Written request: Images are not part of the copy; write out the rest of the data exactly as given.
[START Provided information]
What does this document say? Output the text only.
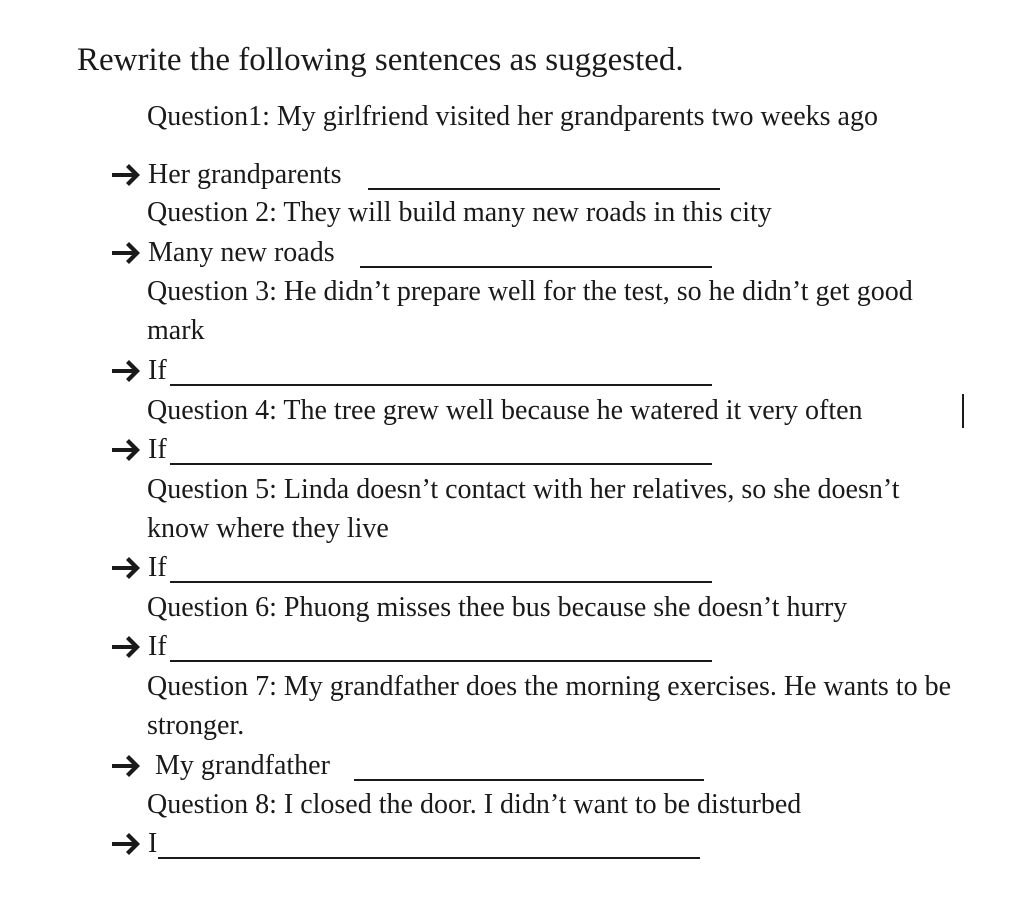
Rewrite the following sentences as suggested.
Question1: My girlfriend visited her grandparents two weeks ago
Her grandparents
Question 2: They will build many new roads in this city
Many new roads
Question 3: He didn’t prepare well for the test, so he didn’t get good mark
If
Question 4: The tree grew well because he watered it very often
If
Question 5: Linda doesn’t contact with her relatives, so she doesn’t know where they live
If
Question 6: Phuong misses thee bus because she doesn’t hurry
If
Question 7: My grandfather does the morning exercises. He wants to be stronger.
My grandfather
Question 8: I closed the door. I didn’t want to be disturbed
I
[END Provided information]
Response below:
What does this document say? Output the text only.
Rewrite the following sentences as suggested.
Question1: My girlfriend visited her grandparents two weeks ago
Her grandparents
Question 2: They will build many new roads in this city
Many new roads
Question 3: He didn’t prepare well for the test, so he didn’t get good mark
If
Question 4: The tree grew well because he watered it very often
If
Question 5: Linda doesn’t contact with her relatives, so she doesn’t know where they live
If
Question 6: Phuong misses thee bus because she doesn’t hurry
If
Question 7: My grandfather does the morning exercises. He wants to be stronger.
My grandfather
Question 8: I closed the door. I didn’t want to be disturbed
I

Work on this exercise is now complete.